* **Brief 1**
Reproduce the passage on John Sevier word for word.

Sevier, John
Sevier, John
Born September 23, 1745 (Rockingham County, Virginia)
Died September 24, 1815 (Fort Decatur, Alabama)
First governor of Tennessee
John Sevier served as the first, and only, governor of the state of Franklin from 1784 until its collapse in 1788. He went on to serve six terms as governor of the state of Tennessee after participating in the organization of the state in 1796. When his term as governor ended in 1809, Sevier was elected as a state senator representing Knox County, Tennessee. Sevier began his career as a pioneer and a soldier, but his leadership abilities soon carried him into public service. He exercised a lifelong commitment to western and southern expansion of American settlement during the early formative years of the United States. Sevier ended his political career as a member of the U.S. House of Representatives and advisor to U.S. president James Madison (1751–1836; served 1809–17; see entry in volume 2).
"In the state of Tennessee...be assured the Government will have my hearty support in opposing the aggressions of any invader whatever."
A soldier of fortune
John Sevier was born in September 1745 in the Shenandoah Valley of Virginia. His birthplace was on the frontier near present-day New Market, Virginia, a town Sevier himself founded as a young man. John was the eldest of seven children born to Joanna Goade and Valentine Sevier. The Seviers were farmers, but Valentine also worked as a merchant, trader, and land speculator (one who buys unsettled land at inexpensive prices and resells it to settlers at higher prices for a profit). During a time of increased Native American attacks on the frontier, the family moved briefly to Fredericksburg, Virginia, where the children attended school. When the Seviers returned to the valley, John spent the next several years attending school in nearby Staunton. Sevier would never be sympathetic to Native Americans in the future as the nation expanded rapidly into Native American lands. By the time he was a teenager, John left the school and began to work at his father's store, becoming a partner around 1763.

* **Brief 2**
Arrange the entries from their first line through the line containing "cell-tipo: Materia <box>656 780 988 967</box>" as a JSON list of strings, one string per line, with blank lines omitted.

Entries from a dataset
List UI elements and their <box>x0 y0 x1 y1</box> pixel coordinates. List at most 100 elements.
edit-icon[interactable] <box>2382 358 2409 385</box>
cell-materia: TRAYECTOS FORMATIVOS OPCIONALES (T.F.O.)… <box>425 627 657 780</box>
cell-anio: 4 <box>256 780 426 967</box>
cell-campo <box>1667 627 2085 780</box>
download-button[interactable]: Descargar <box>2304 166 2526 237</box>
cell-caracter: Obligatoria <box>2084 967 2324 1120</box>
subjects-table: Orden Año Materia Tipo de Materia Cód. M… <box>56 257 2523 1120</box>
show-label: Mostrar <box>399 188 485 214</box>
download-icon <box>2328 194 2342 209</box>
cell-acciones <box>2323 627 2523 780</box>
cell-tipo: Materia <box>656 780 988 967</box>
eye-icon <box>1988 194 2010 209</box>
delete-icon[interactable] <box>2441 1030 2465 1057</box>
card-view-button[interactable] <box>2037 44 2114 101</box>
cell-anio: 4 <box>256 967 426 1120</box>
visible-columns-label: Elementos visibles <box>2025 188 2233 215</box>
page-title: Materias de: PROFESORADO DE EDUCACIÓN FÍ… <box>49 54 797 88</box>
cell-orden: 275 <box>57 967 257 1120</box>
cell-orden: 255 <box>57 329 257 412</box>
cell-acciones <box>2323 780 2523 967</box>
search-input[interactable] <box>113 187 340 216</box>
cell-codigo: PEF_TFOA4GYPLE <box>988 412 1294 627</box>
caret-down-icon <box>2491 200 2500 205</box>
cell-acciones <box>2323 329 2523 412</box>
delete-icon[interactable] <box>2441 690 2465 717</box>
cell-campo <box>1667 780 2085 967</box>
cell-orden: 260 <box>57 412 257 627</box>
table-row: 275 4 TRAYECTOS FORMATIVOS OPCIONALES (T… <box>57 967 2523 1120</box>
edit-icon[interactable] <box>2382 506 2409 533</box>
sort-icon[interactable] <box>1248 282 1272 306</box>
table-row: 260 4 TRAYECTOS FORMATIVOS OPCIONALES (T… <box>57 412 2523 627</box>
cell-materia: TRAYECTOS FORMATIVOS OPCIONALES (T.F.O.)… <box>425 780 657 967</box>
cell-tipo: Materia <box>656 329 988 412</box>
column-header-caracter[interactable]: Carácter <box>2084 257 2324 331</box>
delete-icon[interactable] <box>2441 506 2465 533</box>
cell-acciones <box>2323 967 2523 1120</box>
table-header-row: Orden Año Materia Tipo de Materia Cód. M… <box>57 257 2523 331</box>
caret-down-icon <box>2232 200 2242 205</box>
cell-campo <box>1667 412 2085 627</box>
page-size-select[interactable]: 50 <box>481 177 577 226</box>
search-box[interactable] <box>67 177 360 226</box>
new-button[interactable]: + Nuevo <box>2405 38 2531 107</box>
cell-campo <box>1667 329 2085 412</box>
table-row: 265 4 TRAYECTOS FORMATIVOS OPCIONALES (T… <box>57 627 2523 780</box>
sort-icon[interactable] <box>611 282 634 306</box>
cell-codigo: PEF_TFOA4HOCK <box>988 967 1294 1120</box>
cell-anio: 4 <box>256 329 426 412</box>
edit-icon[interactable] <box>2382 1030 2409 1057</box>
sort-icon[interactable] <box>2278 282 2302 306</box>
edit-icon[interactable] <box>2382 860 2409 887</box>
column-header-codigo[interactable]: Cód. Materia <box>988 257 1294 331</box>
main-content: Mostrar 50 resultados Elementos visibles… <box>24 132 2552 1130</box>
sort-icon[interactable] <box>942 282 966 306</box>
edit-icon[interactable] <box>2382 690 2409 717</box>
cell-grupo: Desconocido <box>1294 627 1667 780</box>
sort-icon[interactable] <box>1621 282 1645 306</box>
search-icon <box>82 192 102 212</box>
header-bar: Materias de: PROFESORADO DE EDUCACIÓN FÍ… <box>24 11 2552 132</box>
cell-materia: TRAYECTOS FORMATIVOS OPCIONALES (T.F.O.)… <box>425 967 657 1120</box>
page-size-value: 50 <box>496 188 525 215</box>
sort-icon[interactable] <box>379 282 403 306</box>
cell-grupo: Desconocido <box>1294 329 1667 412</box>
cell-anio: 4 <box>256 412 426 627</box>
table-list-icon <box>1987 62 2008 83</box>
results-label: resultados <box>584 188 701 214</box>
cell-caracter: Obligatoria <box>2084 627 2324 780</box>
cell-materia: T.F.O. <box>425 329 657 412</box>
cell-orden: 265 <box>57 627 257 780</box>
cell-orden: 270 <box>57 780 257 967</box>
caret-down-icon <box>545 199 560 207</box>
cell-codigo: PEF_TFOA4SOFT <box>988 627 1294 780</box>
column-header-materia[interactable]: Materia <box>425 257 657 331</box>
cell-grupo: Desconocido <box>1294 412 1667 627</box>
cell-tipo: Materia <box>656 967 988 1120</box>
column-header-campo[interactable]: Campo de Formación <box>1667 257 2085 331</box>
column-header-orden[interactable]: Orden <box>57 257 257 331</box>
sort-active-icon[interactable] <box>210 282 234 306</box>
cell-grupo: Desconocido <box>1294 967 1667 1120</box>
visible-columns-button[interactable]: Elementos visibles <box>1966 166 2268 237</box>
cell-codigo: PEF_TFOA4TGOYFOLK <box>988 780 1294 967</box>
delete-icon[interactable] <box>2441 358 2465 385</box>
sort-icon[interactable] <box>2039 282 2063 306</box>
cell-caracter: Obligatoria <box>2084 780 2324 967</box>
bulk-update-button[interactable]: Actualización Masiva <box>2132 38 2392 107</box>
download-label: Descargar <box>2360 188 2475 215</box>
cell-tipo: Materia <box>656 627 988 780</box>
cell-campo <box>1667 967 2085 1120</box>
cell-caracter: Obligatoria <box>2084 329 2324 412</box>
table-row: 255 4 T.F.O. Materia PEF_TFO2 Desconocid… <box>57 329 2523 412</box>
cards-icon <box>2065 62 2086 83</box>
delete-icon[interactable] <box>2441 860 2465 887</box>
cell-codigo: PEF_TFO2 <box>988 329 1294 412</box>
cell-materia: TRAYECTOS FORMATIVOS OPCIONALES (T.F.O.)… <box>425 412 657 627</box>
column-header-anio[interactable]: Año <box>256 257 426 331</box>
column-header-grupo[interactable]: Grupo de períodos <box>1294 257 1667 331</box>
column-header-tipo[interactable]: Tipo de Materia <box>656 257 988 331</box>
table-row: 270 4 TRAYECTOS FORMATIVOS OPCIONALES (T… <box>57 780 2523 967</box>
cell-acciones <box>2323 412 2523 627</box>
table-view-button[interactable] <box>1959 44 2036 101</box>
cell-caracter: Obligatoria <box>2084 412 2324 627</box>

* **Answer 1**
Sevier, John
Sevier, John
Born September 23, 1745 (Rockingham County, Virginia)
Died September 24, 1815 (Fort Decatur, Alabama)
First governor of Tennessee
John Sevier served as the first, and only, governor of the state of Franklin from 1784 until its collapse in 1788. He went on to serve six terms as governor of the state of Tennessee after participating in the organization of the state in 1796. When his term as governor ended in 1809, Sevier was elected as a state senator representing Knox County, Tennessee. Sevier began his career as a pioneer and a soldier, but his leadership abilities soon carried him into public service. He exercised a lifelong commitment to western and southern expansion of American settlement during the early formative years of the United States. Sevier ended his political career as a member of the U.S. House of Representatives and advisor to U.S. president James Madison (1751–1836; served 1809–17; see entry in volume 2).
"In the state of Tennessee...be assured the Government will have my hearty support in opposing the aggressions of any invader whatever."
A soldier of fortune
John Sevier was born in September 1745 in the Shenandoah Valley of Virginia. His birthplace was on the frontier near present-day New Market, Virginia, a town Sevier himself founded as a young man. John was the eldest of seven children born to Joanna Goade and Valentine Sevier. The Seviers were farmers, but Valentine also worked as a merchant, trader, and land speculator (one who buys unsettled land at inexpensive prices and resells it to settlers at higher prices for a profit). During a time of increased Native American attacks on the frontier, the family moved briefly to Fredericksburg, Virginia, where the children attended school. When the Seviers returned to the valley, John spent the next several years attending school in nearby Staunton. Sevier would never be sympathetic to Native Americans in the future as the nation expanded rapidly into Native American lands. By the time he was a teenager, John left the school and began to work at his father's store, becoming a partner around 1763.

* **Answer 2**
[
  "List UI elements and their <box>x0 y0 x1 y1</box> pixel coordinates. List at most 100 elements.",
  "edit-icon[interactable] <box>2382 358 2409 385</box>",
  "cell-materia: TRAYECTOS FORMATIVOS OPCIONALES (T.F.O.)… <box>425 627 657 780</box>",
  "cell-anio: 4 <box>256 780 426 967</box>",
  "cell-campo <box>1667 627 2085 780</box>",
  "download-button[interactable]: Descargar <box>2304 166 2526 237</box>",
  "cell-caracter: Obligatoria <box>2084 967 2324 1120</box>",
  "subjects-table: Orden Año Materia Tipo de Materia Cód. M… <box>56 257 2523 1120</box>",
  "show-label: Mostrar <box>399 188 485 214</box>",
  "download-icon <box>2328 194 2342 209</box>",
  "cell-acciones <box>2323 627 2523 780</box>",
  "cell-tipo: Materia <box>656 780 988 967</box>"
]